EXTRACTED INFORMATION:
************

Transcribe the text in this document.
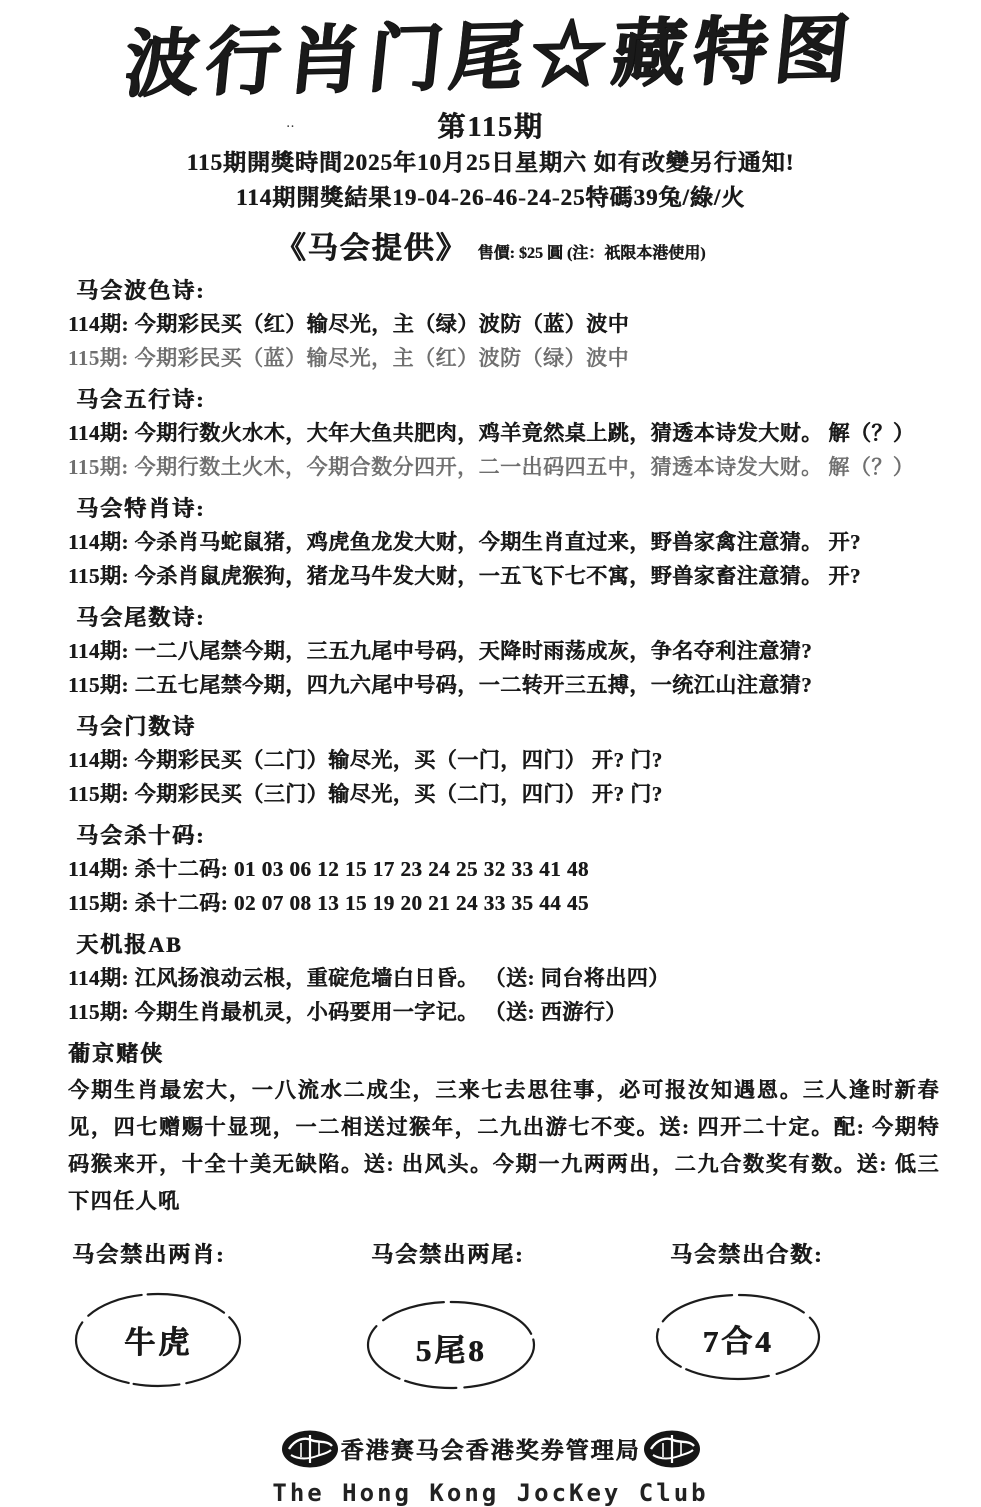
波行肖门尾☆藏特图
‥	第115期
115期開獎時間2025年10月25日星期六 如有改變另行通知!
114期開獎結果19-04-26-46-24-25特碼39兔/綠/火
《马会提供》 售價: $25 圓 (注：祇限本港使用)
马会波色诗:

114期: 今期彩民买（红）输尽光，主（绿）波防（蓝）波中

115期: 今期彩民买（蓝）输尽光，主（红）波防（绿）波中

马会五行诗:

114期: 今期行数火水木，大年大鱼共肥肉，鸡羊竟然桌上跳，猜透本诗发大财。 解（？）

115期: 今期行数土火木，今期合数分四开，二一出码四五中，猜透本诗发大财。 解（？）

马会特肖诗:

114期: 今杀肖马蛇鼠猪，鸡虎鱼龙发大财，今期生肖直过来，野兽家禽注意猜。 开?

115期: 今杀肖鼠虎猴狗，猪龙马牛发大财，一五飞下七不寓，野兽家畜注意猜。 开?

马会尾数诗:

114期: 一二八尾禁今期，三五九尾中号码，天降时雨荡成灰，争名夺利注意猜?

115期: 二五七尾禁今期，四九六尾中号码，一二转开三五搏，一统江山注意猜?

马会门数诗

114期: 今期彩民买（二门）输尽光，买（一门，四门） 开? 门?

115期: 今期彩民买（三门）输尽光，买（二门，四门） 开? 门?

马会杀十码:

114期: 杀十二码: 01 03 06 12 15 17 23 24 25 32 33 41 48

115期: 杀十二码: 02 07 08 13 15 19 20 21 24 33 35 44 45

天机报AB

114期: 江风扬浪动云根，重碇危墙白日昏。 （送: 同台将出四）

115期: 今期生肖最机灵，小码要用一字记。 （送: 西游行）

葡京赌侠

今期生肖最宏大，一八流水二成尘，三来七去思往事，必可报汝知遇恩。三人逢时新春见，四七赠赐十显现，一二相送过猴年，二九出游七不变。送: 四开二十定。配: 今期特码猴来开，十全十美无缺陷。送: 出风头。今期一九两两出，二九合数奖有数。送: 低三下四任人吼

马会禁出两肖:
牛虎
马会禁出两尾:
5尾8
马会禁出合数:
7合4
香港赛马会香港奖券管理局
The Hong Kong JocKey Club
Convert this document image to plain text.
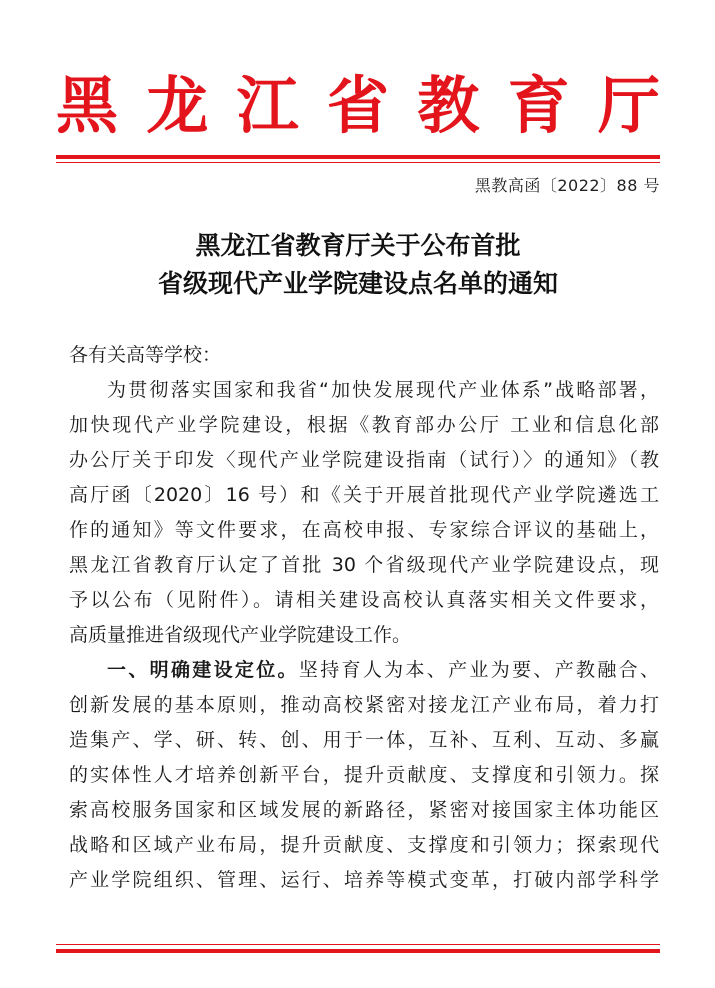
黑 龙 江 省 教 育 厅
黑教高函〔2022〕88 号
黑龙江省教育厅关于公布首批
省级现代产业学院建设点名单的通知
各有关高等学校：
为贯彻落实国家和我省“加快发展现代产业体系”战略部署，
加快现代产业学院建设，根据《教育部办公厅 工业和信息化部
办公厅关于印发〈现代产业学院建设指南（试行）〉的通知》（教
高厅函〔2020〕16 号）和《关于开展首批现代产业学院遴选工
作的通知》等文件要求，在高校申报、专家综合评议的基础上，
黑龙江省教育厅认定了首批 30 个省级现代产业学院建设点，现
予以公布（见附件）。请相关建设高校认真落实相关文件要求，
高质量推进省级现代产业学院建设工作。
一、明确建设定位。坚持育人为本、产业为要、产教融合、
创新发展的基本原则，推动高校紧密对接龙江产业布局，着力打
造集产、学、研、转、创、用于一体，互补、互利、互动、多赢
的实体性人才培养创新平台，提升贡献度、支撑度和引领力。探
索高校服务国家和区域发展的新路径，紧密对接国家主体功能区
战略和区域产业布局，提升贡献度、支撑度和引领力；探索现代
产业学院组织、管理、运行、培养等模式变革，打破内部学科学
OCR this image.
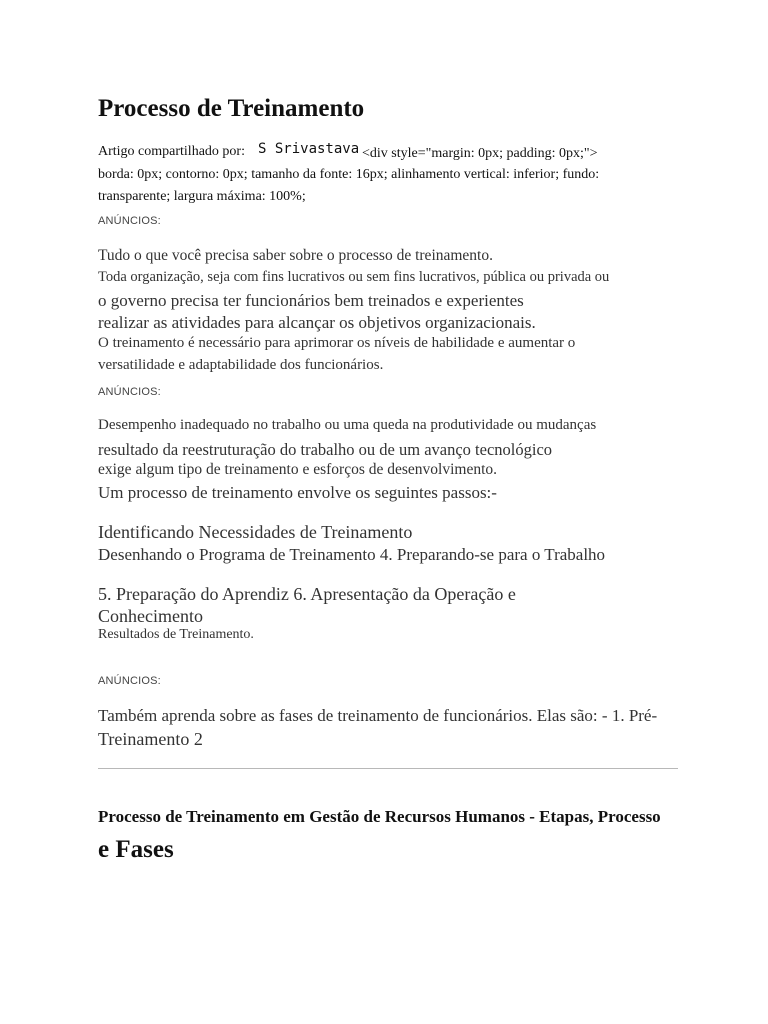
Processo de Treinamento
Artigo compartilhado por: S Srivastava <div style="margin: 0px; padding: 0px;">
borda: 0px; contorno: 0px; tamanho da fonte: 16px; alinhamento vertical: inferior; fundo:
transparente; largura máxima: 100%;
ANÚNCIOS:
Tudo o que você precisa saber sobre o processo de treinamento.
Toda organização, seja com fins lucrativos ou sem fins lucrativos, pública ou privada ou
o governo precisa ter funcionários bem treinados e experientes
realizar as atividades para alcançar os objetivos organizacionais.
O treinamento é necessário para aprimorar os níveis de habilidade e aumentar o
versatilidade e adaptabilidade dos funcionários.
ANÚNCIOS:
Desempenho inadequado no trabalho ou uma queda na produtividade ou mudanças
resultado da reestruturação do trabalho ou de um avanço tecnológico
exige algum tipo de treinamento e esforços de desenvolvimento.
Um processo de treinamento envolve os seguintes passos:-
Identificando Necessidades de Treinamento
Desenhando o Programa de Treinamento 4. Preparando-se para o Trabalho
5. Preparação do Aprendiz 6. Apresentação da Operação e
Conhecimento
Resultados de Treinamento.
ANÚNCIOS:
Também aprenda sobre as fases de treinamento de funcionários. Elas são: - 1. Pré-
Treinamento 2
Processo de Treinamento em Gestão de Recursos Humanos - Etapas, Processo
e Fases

************

WHAT YOU NEED TO DO: Select all lines in the listing above where the word "funcionários" appears, and show them.

TASK SOLUTION:
o governo precisa ter funcionários bem treinados e experientes
versatilidade e adaptabilidade dos funcionários.
Também aprenda sobre as fases de treinamento de funcionários. Elas são: - 1. Pré-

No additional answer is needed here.